▶ _Consigne 1_:
Mettez en liste numérotée les lignes des entrées, du début de celles-ci jusqu'à la ligne contenant « plot-area — [475, 304, 1077, 843] » incluse, sans les lignes vides.

▶ _Source_:
'''

Nous pensons que « Jaaye » est intimement  relié au clan « Jah ». En effet, la forme « Jaaye » correspond, en pulaar, à une des différentes réalisations du  patronyme « Jah ».  Ce dernier, tout seul, se réalise : «  Jah ».   Cependant, devant une consonne, la tendance est de ne pas prononcer le son /h/ ; d’où la forme  « jaaj » qu’on retrouve dans « jaajaaɓe » ou « jaajaawo ».

Le nom « Jah » se réalise aussi sous la forme « jaay » comme « jaayel », qui correspond à la forme affective  du patronyme qu’on retrouve également dans « Jaaye ».

Les Jah ont une  présence très ancienne au Fuuta. Elle remonte bien avant la création de Tekrour (800-1285). Ils sont considérés comme étant les fondateurs de la première dynastie fulɓe connue sous le nom de « Jah oogo » (au 1er siècle de notre ère).

Jah Demba

Encore de nos jours, dans le Fuuta Tooro, il est de coutume pour saluer une personne du clan Jah d’invoquer l’ancêtre clanique «Jah Demba». Cette référence symbolique vise  à  rappeler que l’exercice de ngaynaaka est traditionnellement associé à « Demba », avec le radical « dem » issu du verbe rew à l’image du berger Kumen suivant Caamaaba. Tout « gaynaako » donc « Demba gaynaako », qui conduit son troupeau, s’inscrit dans cette tradition mythique qui remonte à « Caamaaba », lequel était conduit par son berger Kumen. Dans le prénom ou surnom « Demba », on retrouve également le patronyme Dem. Les clans Dem et Jah sont liés par le denɗiraagal.

En dehors des fulɓe, il est important de souligner que Jaaye est partagé par d’autres peuples, en particulier les Wolof à travers le personnage légendaire : Njaajaan Njaay (qui  régna à partir de 1360) et ancêtre mythique des Wolof. Sa mère serait une princesse haalpulaar nommée Fatimata Sal, fille du Laam Tooro.

Sur le plan linguistique, nous pensons que le patronyme du légendaire et ancêtre des Wolof est construit à partir de « Jaay » qui apparaît ici sous une forme prénasalisée : « Njaay ».

Ce qu’on remarque surtout dans la construction de « Njaa-jaan », ce qu’elle associe l’ancêtre mythique à un animal symbolique (totémique) à travers la forme « jaan », qui signifie « serpent ou reptile» en wolof, rappelant ainsi l’animal mythique « Njaawa » objet de tabou pour le clan « Jah », et, que sous la dénomination « Njaajaan », c’est bien le patronyme Jah qui est ici redoublé en /njah-jah-n/. Chez les Serer, le patronyme correspondant est Jaw, il fait référence au serpent « njaawa ».

'''

▶ _Données enregistrées_:
'''

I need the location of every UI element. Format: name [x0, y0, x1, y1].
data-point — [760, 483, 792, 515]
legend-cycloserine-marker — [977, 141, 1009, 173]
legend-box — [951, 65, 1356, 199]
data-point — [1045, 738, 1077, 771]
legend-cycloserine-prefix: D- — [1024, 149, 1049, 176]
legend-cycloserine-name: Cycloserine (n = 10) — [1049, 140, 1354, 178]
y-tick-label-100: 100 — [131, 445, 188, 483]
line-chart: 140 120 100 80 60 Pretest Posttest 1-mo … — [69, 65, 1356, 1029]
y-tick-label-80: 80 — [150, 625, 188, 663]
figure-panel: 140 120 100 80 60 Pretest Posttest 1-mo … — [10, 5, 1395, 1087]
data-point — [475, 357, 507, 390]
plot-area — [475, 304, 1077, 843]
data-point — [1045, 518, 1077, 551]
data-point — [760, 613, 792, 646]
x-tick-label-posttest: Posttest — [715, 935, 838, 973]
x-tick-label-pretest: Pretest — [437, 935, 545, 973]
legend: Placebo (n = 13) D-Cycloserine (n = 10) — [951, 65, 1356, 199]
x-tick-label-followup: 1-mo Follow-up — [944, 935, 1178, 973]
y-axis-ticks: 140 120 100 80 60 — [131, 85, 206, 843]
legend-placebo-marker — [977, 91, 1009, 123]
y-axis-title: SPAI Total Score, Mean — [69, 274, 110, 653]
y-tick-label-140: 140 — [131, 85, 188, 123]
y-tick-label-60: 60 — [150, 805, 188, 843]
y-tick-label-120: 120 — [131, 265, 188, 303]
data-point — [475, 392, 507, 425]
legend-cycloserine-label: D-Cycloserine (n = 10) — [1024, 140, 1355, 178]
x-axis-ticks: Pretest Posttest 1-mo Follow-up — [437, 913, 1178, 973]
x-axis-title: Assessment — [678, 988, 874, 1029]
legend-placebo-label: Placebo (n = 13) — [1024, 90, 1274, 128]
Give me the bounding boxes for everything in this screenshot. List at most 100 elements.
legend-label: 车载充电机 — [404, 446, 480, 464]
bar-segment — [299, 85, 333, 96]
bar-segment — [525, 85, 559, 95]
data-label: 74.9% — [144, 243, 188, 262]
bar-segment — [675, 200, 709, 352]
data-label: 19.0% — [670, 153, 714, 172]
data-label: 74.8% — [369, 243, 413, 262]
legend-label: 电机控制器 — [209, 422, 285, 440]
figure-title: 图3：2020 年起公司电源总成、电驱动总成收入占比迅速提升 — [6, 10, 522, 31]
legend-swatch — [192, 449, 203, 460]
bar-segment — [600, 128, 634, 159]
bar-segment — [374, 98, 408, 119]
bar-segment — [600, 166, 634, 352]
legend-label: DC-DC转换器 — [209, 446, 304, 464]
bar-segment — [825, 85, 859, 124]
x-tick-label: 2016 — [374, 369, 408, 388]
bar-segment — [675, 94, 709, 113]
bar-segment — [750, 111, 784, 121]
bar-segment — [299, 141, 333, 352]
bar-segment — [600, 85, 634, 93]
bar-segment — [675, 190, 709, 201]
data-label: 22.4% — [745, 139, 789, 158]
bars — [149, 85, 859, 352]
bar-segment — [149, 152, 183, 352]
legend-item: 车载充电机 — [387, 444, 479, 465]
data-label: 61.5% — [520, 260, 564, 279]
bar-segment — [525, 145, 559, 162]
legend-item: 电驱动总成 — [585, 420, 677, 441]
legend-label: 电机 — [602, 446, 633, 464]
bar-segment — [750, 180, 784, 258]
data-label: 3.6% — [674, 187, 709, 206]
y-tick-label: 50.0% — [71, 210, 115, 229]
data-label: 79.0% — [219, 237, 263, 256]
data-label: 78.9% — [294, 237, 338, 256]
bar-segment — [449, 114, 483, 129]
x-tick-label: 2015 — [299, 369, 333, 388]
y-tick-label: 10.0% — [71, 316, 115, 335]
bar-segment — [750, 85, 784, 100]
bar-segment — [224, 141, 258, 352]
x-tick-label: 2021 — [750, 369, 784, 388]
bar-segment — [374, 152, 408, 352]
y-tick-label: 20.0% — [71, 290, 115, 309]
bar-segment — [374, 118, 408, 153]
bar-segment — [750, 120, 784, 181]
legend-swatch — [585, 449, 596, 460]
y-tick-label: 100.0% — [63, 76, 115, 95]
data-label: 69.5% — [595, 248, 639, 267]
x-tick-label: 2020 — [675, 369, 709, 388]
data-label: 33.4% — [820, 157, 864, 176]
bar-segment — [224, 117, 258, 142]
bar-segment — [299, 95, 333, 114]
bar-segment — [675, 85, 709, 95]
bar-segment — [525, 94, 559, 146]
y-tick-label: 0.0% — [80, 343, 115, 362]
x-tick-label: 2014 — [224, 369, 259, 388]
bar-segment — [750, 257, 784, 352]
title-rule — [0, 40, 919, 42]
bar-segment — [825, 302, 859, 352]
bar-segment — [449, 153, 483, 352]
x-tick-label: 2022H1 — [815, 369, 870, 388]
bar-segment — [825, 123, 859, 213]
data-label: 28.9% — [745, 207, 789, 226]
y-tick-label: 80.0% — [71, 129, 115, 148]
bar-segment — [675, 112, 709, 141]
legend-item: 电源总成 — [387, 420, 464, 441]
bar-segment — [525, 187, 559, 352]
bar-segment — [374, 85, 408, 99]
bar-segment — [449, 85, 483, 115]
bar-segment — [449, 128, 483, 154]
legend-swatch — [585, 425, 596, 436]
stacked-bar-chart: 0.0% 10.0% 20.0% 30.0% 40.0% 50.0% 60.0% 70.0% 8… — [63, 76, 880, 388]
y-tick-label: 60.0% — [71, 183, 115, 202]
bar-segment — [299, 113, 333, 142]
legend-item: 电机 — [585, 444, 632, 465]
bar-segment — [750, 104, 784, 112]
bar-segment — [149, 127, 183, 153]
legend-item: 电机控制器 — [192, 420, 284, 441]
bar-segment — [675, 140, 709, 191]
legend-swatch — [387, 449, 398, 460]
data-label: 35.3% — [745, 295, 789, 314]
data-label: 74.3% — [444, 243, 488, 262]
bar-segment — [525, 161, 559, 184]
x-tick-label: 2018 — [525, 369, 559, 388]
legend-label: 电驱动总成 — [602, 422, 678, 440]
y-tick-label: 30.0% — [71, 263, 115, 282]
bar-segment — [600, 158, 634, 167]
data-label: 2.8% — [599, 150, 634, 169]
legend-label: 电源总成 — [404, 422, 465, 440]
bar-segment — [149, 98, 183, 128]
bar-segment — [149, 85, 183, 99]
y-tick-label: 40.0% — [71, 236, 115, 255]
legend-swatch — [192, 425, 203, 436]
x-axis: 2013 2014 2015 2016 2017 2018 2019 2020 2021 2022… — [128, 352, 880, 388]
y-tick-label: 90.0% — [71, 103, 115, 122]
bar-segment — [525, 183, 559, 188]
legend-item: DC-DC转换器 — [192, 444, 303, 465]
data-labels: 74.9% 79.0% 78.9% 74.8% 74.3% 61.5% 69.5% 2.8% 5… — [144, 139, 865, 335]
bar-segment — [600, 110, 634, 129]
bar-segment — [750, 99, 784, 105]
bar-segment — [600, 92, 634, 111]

'''

▶ _Consigne 2_:
Selon le texte sur le clan Jah, que signifie « jaan » en wolof ?

▶ _Réponse finale 1_:
1. I need the location of every UI element. Format: name [x0, y0, x1, y1].
2. data-point — [760, 483, 792, 515]
3. legend-cycloserine-marker — [977, 141, 1009, 173]
4. legend-box — [951, 65, 1356, 199]
5. data-point — [1045, 738, 1077, 771]
6. legend-cycloserine-prefix: D- — [1024, 149, 1049, 176]
7. legend-cycloserine-name: Cycloserine (n = 10) — [1049, 140, 1354, 178]
8. y-tick-label-100: 100 — [131, 445, 188, 483]
9. line-chart: 140 120 100 80 60 Pretest Posttest 1-mo … — [69, 65, 1356, 1029]
10. y-tick-label-80: 80 — [150, 625, 188, 663]
11. figure-panel: 140 120 100 80 60 Pretest Posttest 1-mo … — [10, 5, 1395, 1087]
12. data-point — [475, 357, 507, 390]
13. plot-area — [475, 304, 1077, 843]

▶ _Réponse finale 2_:
« Jaan » signifie « serpent ou reptile » en wolof.